• WRITTEN INSTRUCTION:
Output the material word for word. Leave each picture out.

[Data records]
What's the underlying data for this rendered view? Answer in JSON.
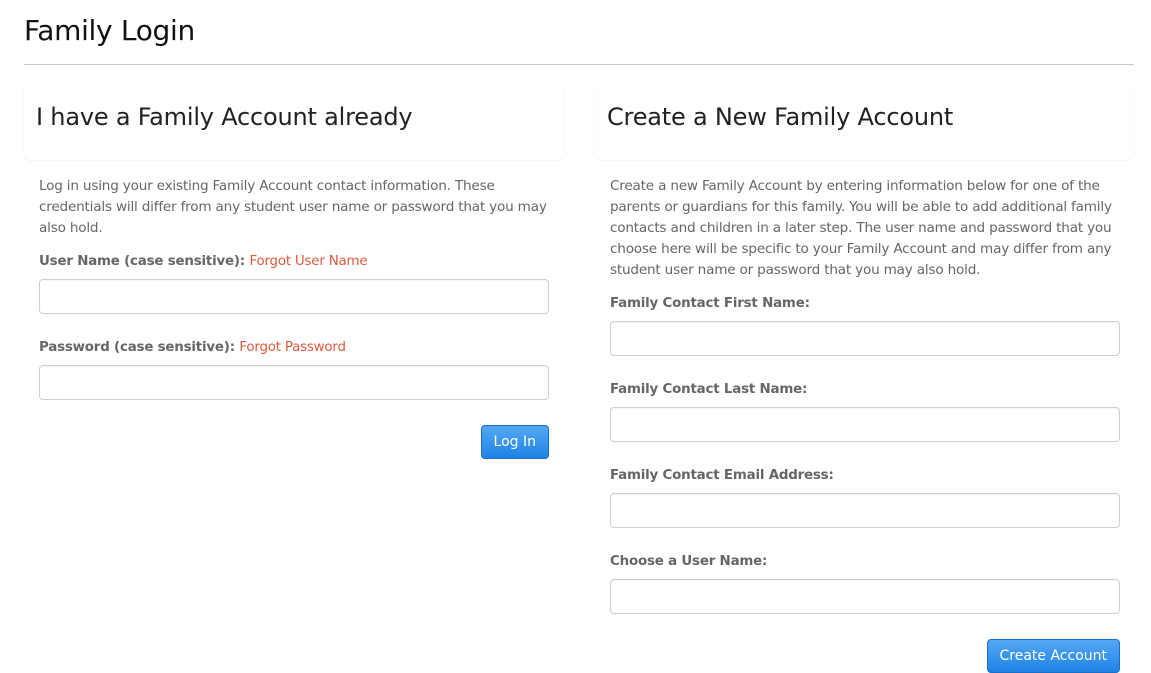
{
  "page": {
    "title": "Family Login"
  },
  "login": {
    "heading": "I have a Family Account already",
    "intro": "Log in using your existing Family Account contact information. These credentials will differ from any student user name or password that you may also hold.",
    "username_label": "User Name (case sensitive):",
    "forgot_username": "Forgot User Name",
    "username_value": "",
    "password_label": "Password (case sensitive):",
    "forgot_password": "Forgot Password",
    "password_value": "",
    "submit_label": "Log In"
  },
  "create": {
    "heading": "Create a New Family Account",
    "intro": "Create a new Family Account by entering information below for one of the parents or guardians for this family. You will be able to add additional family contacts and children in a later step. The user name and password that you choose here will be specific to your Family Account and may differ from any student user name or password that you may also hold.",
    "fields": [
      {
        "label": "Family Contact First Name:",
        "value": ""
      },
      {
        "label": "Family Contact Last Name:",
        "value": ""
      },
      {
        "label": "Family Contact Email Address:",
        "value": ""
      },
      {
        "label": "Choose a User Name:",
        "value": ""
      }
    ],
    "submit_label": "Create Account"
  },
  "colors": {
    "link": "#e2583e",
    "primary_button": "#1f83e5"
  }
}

• FINAL RESULT:
What's the underlying data for this rendered view? Answer in JSON.
{
  "page": {
    "title": "Family Login"
  },
  "login": {
    "heading": "I have a Family Account already",
    "intro": "Log in using your existing Family Account contact information. These credentials will differ from any student user name or password that you may also hold.",
    "username_label": "User Name (case sensitive):",
    "forgot_username": "Forgot User Name",
    "username_value": "",
    "password_label": "Password (case sensitive):",
    "forgot_password": "Forgot Password",
    "password_value": "",
    "submit_label": "Log In"
  },
  "create": {
    "heading": "Create a New Family Account",
    "intro": "Create a new Family Account by entering information below for one of the parents or guardians for this family. You will be able to add additional family contacts and children in a later step. The user name and password that you choose here will be specific to your Family Account and may differ from any student user name or password that you may also hold.",
    "fields": [
      {
        "label": "Family Contact First Name:",
        "value": ""
      },
      {
        "label": "Family Contact Last Name:",
        "value": ""
      },
      {
        "label": "Family Contact Email Address:",
        "value": ""
      },
      {
        "label": "Choose a User Name:",
        "value": ""
      }
    ],
    "submit_label": "Create Account"
  },
  "colors": {
    "link": "#e2583e",
    "primary_button": "#1f83e5"
  }
}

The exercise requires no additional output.